YOUR TASK » Copy these lines back word for word, leaving out the pictures.

EXERCISE INPUTS »
########

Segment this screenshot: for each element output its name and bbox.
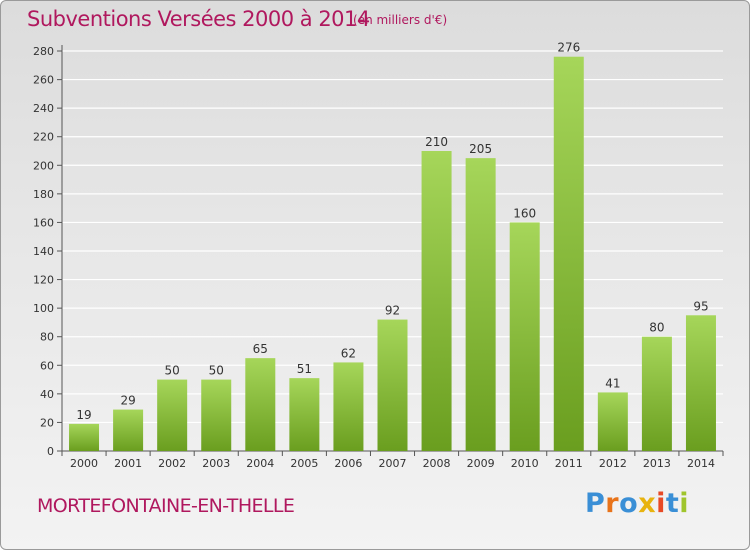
y-tick-label: 180 [33,188,54,201]
bar-2001 [113,409,144,451]
y-tick-label: 120 [33,274,54,287]
logo-letter: r [605,488,620,519]
bar-2008 [421,151,452,451]
data-label: 92 [385,304,400,318]
y-tick-label: 260 [33,74,54,87]
data-label: 276 [557,41,580,55]
bar-2002 [157,379,188,451]
data-labels: 19 29 50 50 65 51 62 92 210 205 160 276 41 80 95 [76,41,708,422]
bars [69,56,716,451]
x-tick-label: 2012 [599,457,627,470]
logo-letter: x [638,488,657,519]
y-tick-label: 60 [40,359,54,372]
y-tick-label: 0 [47,445,54,458]
logo-letter: o [619,488,639,519]
data-label: 51 [297,362,312,376]
y-tick-label: 40 [40,388,54,401]
bar-2003 [201,379,232,451]
data-label: 50 [165,364,180,378]
proxiti-logo: Proxiti [585,488,689,519]
y-tick-label: 20 [40,416,54,429]
x-tick-label: 2007 [379,457,407,470]
x-tick-label: 2014 [687,457,715,470]
x-tick-labels: 2000 2001 2002 2003 2004 2005 2006 2007 2008 2009… [70,457,715,470]
y-tick-label: 140 [33,245,54,258]
y-tick-labels: 0 20 40 60 80 100 120 140 160 180 200 220 240 260 280 [33,45,54,458]
data-label: 80 [649,321,664,335]
bar-2009 [465,158,496,451]
data-label: 95 [693,299,708,313]
bar-2013 [641,336,672,451]
x-tick-label: 2001 [114,457,142,470]
y-tick-label: 160 [33,216,54,229]
data-label: 19 [76,408,91,422]
y-tick-label: 240 [33,102,54,115]
bar-2006 [333,362,364,451]
y-tick-label: 280 [33,45,54,58]
x-tick-label: 2011 [555,457,583,470]
x-tick-label: 2013 [643,457,671,470]
logo-letter: P [585,488,606,519]
bar-2010 [509,222,540,451]
data-label: 50 [209,364,224,378]
logo-letter: i [656,488,666,519]
y-tick-label: 100 [33,302,54,315]
bar-2000 [69,423,100,451]
x-tick-label: 2010 [511,457,539,470]
data-label: 210 [425,135,448,149]
x-tick-label: 2005 [290,457,318,470]
chart-title: Subventions Versées 2000 à 2014 [27,7,370,31]
data-label: 65 [253,342,268,356]
logo-letter: t [665,488,680,519]
data-label: 29 [120,394,135,408]
x-tick-label: 2009 [467,457,495,470]
bar-2012 [597,392,628,451]
data-label: 205 [469,142,492,156]
unit-note: (en milliers d'€) [353,13,448,27]
x-tick-label: 2008 [423,457,451,470]
x-tick-label: 2002 [158,457,186,470]
x-tick-label: 2000 [70,457,98,470]
bar-2005 [289,378,320,451]
logo-letter: i [679,488,690,519]
data-label: 160 [513,206,536,220]
data-label: 41 [605,376,620,390]
y-tick-label: 200 [33,159,54,172]
x-tick-label: 2003 [202,457,230,470]
x-tick-label: 2004 [246,457,274,470]
y-tick-label: 80 [40,331,54,344]
commune-name: MORTEFONTAINE-EN-THELLE [37,495,295,517]
bar-2011 [553,56,584,451]
data-label: 62 [341,346,356,360]
x-tick-label: 2006 [334,457,362,470]
y-tick-label: 220 [33,131,54,144]
bar-2014 [685,315,716,451]
bar-2007 [377,319,408,451]
bar-2004 [245,358,276,451]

########

TASK RESULT »
Segment this screenshot: for each element output its name and bbox.
y-tick-label: 180 [33,188,54,201]
bar-2001 [113,409,144,451]
y-tick-label: 120 [33,274,54,287]
logo-letter: r [605,488,620,519]
bar-2008 [421,151,452,451]
data-label: 92 [385,304,400,318]
y-tick-label: 260 [33,74,54,87]
data-label: 276 [557,41,580,55]
bar-2002 [157,379,188,451]
data-labels: 19 29 50 50 65 51 62 92 210 205 160 276 41 80 95 [76,41,708,422]
bars [69,56,716,451]
x-tick-label: 2012 [599,457,627,470]
logo-letter: x [638,488,657,519]
y-tick-label: 60 [40,359,54,372]
y-tick-label: 0 [47,445,54,458]
logo-letter: o [619,488,639,519]
data-label: 51 [297,362,312,376]
y-tick-label: 40 [40,388,54,401]
bar-2003 [201,379,232,451]
data-label: 50 [165,364,180,378]
proxiti-logo: Proxiti [585,488,689,519]
y-tick-label: 20 [40,416,54,429]
x-tick-label: 2007 [379,457,407,470]
x-tick-label: 2014 [687,457,715,470]
x-tick-labels: 2000 2001 2002 2003 2004 2005 2006 2007 2008 2009… [70,457,715,470]
y-tick-label: 140 [33,245,54,258]
y-tick-labels: 0 20 40 60 80 100 120 140 160 180 200 220 240 260 280 [33,45,54,458]
data-label: 80 [649,321,664,335]
bar-2009 [465,158,496,451]
data-label: 95 [693,299,708,313]
bar-2013 [641,336,672,451]
x-tick-label: 2001 [114,457,142,470]
y-tick-label: 160 [33,216,54,229]
data-label: 19 [76,408,91,422]
y-tick-label: 240 [33,102,54,115]
bar-2006 [333,362,364,451]
y-tick-label: 280 [33,45,54,58]
x-tick-label: 2011 [555,457,583,470]
x-tick-label: 2013 [643,457,671,470]
logo-letter: P [585,488,606,519]
bar-2010 [509,222,540,451]
data-label: 50 [209,364,224,378]
logo-letter: i [656,488,666,519]
y-tick-label: 100 [33,302,54,315]
bar-2000 [69,423,100,451]
x-tick-label: 2010 [511,457,539,470]
data-label: 210 [425,135,448,149]
x-tick-label: 2005 [290,457,318,470]
chart-title: Subventions Versées 2000 à 2014 [27,7,370,31]
data-label: 65 [253,342,268,356]
logo-letter: t [665,488,680,519]
data-label: 29 [120,394,135,408]
x-tick-label: 2009 [467,457,495,470]
bar-2012 [597,392,628,451]
data-label: 205 [469,142,492,156]
unit-note: (en milliers d'€) [353,13,448,27]
x-tick-label: 2008 [423,457,451,470]
x-tick-label: 2002 [158,457,186,470]
x-tick-label: 2000 [70,457,98,470]
bar-2005 [289,378,320,451]
logo-letter: i [679,488,690,519]
data-label: 160 [513,206,536,220]
data-label: 41 [605,376,620,390]
y-tick-label: 200 [33,159,54,172]
x-tick-label: 2003 [202,457,230,470]
x-tick-label: 2004 [246,457,274,470]
y-tick-label: 80 [40,331,54,344]
commune-name: MORTEFONTAINE-EN-THELLE [37,495,295,517]
bar-2011 [553,56,584,451]
data-label: 62 [341,346,356,360]
x-tick-label: 2006 [334,457,362,470]
y-tick-label: 220 [33,131,54,144]
bar-2014 [685,315,716,451]
bar-2007 [377,319,408,451]
bar-2004 [245,358,276,451]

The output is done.